> _THINGS TO DO_:
a – Reproduce word for word the part of the article on female divers starting with "Posted September. 09, 2013" and going on through "after her grandmother.".
b – Which countries does the article on female divers give for the foreign correspondents who were amazed by the divers' work?
c – According to the article on female divers, why did Korean and Japanese female divers come to work together?

> _SELECTION_:
Posted September. 09, 2013 06:06,   

한국어

A fever over female divers sweeps across Japan. This has been triggered by Amachan, a NHK TV drama aired in the morning from April this year. The drama is about a high school girl in Tokyo, who is having a hard time adapting to school. The girl later move to her mother’s hometown Iwate Prefecture and became a female diver after her grandmother.

Amachan accidently became an idol star across Japan but decided to go back to her hometown to revive the town after the 2011 Great East Japan Earthquake. The drama has gone up in the ratings with more than 20 percent. The filming location has become a famous tourist attraction, and young women in their 20s come to the prefecture to become divers. It may be rightly said that Amachan is leading the revival of Iwate prefecture, the area hit hardest during the earth quake.

Real Meccas of female drivers in Japan, however, are Mie, Toba and Shima prefectures, not northeast Japan. More than half of the entire 2,174 female divers live in the three prefectures. The prefectures pour their energy into the restore the economy by using the cultural heritage of female drivers. As part of such efforts, 10 foreign correspondents in Tokyo were invited to cover female divers. The female diver culture is unique to Korea and Japan. Female divers’ work amazed not only western correspondents from Germany, France, Swiss and Italia but also those from China and Vietnam. Some of them jumped into the water holding a water-resistant camera along with women divers.

Reporters questioned many questions to divers at a resting place where women divers talk one another after finishing work. They were also interested in the marketing strategy of the prefecture using the female diver culture. The Ishigami Shrine, a shrine to pray for the safety of female drivers is crowded with female tourists from all over Japan. The visitors believe that at least one wish of a woman comes true. Charms of female divers, which are engraved with patterns of check and stars, are also popular.

The event was also aimed at helping the female diver culture be enlisted as a UNESCO intangible cultural heritage. This plan was made in 2007 by female divers in Korea’s Jeju Island to preserve and hand down the unique culture and accepted by the Japanese counterpart. “Female divers have learned the ancient skill to survive in their bodies, “said Ishihara Yoshikata, the director of the Sea Museum, to which foreign correspondents nodded. The director said, the white cotton clothes worn by female divers were from Korea in the 1900s. Until then Japanese female divers used to dive without clothes for their upper bodies.

The reason why Korean and Japanese female divers came to work together is because of the sense of crisis that the culture is endangered. The number of Japanese female divers nosedived from 17,611 in 1956 to 2,174 in 2010. Most of them are over 60s in their age. Because young women do not want to lean the job while expensive ear shells have decreased. In Korea, the number of Jeju female divers fell to 4,800 from 30,000.

Considering the fact that Jeju’s female divers used to protest against Japan in the 1930s, this kind of cooperation reflects the change of time. If the female diver culture will be enlisted as a world cultural heritage, it will be a meaningful achievement between Korean and Japan since the Korea-Japan 2002 World Cup. The female divers of the both sides have strengthened their friendship by sending people to celebrate festivals at both sides. This relationship shows that there are many aspects of Korea-Japan relations other than the strained diplomatic relations.

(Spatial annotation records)
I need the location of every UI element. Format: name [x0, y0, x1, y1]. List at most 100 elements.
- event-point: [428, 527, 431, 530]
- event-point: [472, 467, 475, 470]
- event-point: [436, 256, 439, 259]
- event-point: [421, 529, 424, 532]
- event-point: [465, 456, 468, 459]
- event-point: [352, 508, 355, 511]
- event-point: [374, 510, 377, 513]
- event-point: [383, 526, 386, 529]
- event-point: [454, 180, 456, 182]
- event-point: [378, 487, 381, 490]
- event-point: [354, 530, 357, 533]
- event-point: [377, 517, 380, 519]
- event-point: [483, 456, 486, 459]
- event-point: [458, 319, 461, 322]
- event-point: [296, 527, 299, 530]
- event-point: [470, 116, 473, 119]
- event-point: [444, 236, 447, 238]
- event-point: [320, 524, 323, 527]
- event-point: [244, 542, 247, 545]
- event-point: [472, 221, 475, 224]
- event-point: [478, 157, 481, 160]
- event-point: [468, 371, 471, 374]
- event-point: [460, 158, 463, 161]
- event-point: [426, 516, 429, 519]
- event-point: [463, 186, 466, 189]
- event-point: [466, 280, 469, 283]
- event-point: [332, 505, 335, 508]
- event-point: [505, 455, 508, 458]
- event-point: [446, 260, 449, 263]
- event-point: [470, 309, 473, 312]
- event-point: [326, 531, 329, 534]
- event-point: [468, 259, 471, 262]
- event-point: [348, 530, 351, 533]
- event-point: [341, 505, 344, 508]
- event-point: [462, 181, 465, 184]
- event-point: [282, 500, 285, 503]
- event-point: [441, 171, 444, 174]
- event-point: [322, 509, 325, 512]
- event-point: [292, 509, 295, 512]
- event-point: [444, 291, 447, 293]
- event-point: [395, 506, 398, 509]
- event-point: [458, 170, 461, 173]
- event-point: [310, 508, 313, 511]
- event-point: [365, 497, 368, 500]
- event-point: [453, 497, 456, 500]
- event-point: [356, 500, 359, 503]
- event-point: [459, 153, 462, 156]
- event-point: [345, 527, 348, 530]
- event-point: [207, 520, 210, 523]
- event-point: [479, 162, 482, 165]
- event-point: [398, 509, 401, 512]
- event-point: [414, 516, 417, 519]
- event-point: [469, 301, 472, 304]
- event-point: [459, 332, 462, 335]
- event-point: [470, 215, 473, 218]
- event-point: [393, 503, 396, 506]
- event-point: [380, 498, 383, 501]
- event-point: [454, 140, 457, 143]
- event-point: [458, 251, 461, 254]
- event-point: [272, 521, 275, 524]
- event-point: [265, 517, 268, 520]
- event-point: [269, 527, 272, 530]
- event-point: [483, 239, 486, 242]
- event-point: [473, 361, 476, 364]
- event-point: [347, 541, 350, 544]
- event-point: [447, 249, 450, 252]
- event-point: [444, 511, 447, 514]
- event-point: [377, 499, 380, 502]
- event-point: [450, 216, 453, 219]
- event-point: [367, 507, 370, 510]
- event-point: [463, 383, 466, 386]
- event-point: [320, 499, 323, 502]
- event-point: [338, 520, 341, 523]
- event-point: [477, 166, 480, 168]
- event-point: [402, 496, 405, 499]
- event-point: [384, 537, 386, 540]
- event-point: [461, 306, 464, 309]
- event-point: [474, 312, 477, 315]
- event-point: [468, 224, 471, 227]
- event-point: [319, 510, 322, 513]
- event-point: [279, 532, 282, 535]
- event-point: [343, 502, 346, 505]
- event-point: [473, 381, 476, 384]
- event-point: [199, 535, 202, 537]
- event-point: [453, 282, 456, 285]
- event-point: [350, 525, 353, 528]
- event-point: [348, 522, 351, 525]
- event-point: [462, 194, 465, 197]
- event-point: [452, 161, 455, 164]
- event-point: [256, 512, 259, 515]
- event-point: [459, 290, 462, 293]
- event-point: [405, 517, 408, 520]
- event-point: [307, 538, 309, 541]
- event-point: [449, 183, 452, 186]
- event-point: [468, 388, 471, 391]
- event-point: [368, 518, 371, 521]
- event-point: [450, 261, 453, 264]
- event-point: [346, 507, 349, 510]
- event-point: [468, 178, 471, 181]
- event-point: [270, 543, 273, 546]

> _TASK RESPONSES_:
a –
Posted September. 09, 2013 06:06,   

한국어

A fever over female divers sweeps across Japan. This has been triggered by Amachan, a NHK TV drama aired in the morning from April this year. The drama is about a high school girl in Tokyo, who is having a hard time adapting to school. The girl later move to her mother’s hometown Iwate Prefecture and became a female diver after her grandmother.

b – Germany, France, Swiss, Italia, China, Vietnam

c – They came together out of a sense of crisis that their culture is endangered. The number of Japanese female divers dropped from 17,611 in 1956 to 2,174 in 2010, and Jeju's female divers fell from 30,000 to 4,800.